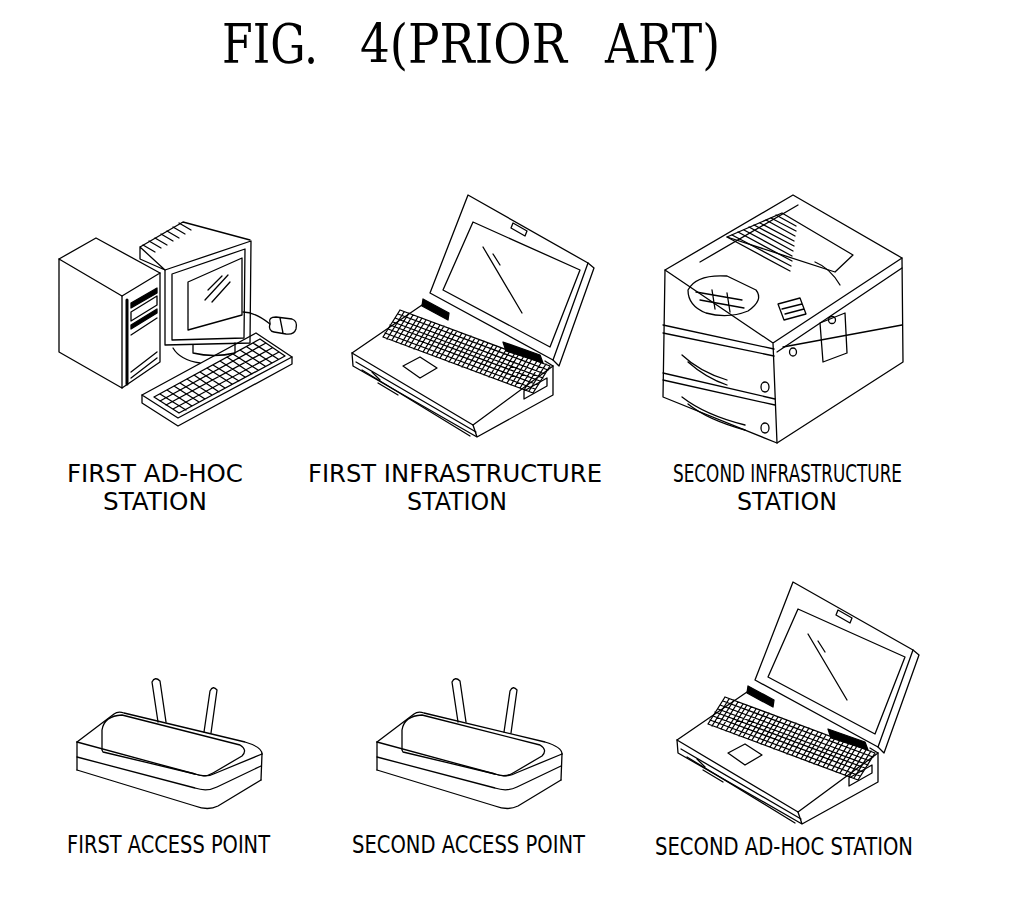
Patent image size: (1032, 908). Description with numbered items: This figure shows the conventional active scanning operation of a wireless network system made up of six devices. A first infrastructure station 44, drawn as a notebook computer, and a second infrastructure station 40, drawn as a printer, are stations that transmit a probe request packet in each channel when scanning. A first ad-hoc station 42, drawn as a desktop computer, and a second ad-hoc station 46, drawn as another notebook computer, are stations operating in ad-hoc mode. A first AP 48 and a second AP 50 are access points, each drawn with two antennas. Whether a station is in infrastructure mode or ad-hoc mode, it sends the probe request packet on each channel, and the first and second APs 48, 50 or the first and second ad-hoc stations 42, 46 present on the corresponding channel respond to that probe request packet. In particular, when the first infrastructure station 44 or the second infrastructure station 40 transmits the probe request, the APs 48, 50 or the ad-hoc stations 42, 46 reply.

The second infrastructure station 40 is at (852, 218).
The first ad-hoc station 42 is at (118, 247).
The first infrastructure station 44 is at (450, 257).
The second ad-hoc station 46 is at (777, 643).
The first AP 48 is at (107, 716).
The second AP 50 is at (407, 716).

------------

ЗАДАЧА: Выпишите без изменений все строки из записей, но изображения в ответ не включайте.

РЕШЕНИЕ:
Patent image size: (1032, 908). Description with numbered items: This figure shows the conventional active scanning operation of a wireless network system made up of six devices. A first infrastructure station 44, drawn as a notebook computer, and a second infrastructure station 40, drawn as a printer, are stations that transmit a probe request packet in each channel when scanning. A first ad-hoc station 42, drawn as a desktop computer, and a second ad-hoc station 46, drawn as another notebook computer, are stations operating in ad-hoc mode. A first AP 48 and a second AP 50 are access points, each drawn with two antennas. Whether a station is in infrastructure mode or ad-hoc mode, it sends the probe request packet on each channel, and the first and second APs 48, 50 or the first and second ad-hoc stations 42, 46 present on the corresponding channel respond to that probe request packet. In particular, when the first infrastructure station 44 or the second infrastructure station 40 transmits the probe request, the APs 48, 50 or the ad-hoc stations 42, 46 reply.

The second infrastructure station 40 is at (852, 218).
The first ad-hoc station 42 is at (118, 247).
The first infrastructure station 44 is at (450, 257).
The second ad-hoc station 46 is at (777, 643).
The first AP 48 is at (107, 716).
The second AP 50 is at (407, 716).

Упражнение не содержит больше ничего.